■ Material shown ■
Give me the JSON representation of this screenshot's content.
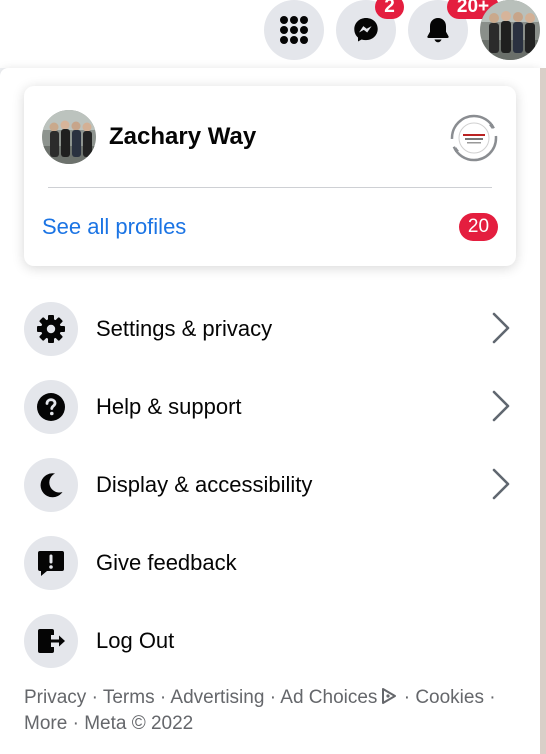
{
  "topbar": {
    "menu_icon": "grid-menu-icon",
    "messenger_icon": "messenger-icon",
    "messenger_badge": "2",
    "notifications_icon": "bell-icon",
    "notifications_badge": "20+",
    "account_avatar": "account-avatar"
  },
  "profile": {
    "name": "Zachary Way",
    "see_all_label": "See all profiles",
    "profile_count": "20",
    "switch_icon": "switch-profile-icon"
  },
  "menu": {
    "items": [
      {
        "label": "Settings & privacy",
        "icon": "gear-icon",
        "has_chevron": true
      },
      {
        "label": "Help & support",
        "icon": "question-icon",
        "has_chevron": true
      },
      {
        "label": "Display & accessibility",
        "icon": "moon-icon",
        "has_chevron": true
      },
      {
        "label": "Give feedback",
        "icon": "feedback-icon",
        "has_chevron": false
      },
      {
        "label": "Log Out",
        "icon": "logout-icon",
        "has_chevron": false
      }
    ]
  },
  "footer": {
    "privacy": "Privacy",
    "terms": "Terms",
    "advertising": "Advertising",
    "ad_choices": "Ad Choices",
    "cookies": "Cookies",
    "more": "More",
    "copyright": "Meta © 2022",
    "separator": " · "
  },
  "colors": {
    "accent": "#1b74e4",
    "badge": "#e41e3f",
    "icon_bg": "#e4e6eb",
    "text": "#050505",
    "muted": "#65676b"
  }
}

■ What needs to be done ■
Return each line of the data, keeping its wording exact and omitting pictures.

■ Solution to this problem ■
Give me the JSON representation of this screenshot's content.
{
  "topbar": {
    "menu_icon": "grid-menu-icon",
    "messenger_icon": "messenger-icon",
    "messenger_badge": "2",
    "notifications_icon": "bell-icon",
    "notifications_badge": "20+",
    "account_avatar": "account-avatar"
  },
  "profile": {
    "name": "Zachary Way",
    "see_all_label": "See all profiles",
    "profile_count": "20",
    "switch_icon": "switch-profile-icon"
  },
  "menu": {
    "items": [
      {
        "label": "Settings & privacy",
        "icon": "gear-icon",
        "has_chevron": true
      },
      {
        "label": "Help & support",
        "icon": "question-icon",
        "has_chevron": true
      },
      {
        "label": "Display & accessibility",
        "icon": "moon-icon",
        "has_chevron": true
      },
      {
        "label": "Give feedback",
        "icon": "feedback-icon",
        "has_chevron": false
      },
      {
        "label": "Log Out",
        "icon": "logout-icon",
        "has_chevron": false
      }
    ]
  },
  "footer": {
    "privacy": "Privacy",
    "terms": "Terms",
    "advertising": "Advertising",
    "ad_choices": "Ad Choices",
    "cookies": "Cookies",
    "more": "More",
    "copyright": "Meta © 2022",
    "separator": " · "
  },
  "colors": {
    "accent": "#1b74e4",
    "badge": "#e41e3f",
    "icon_bg": "#e4e6eb",
    "text": "#050505",
    "muted": "#65676b"
  }
}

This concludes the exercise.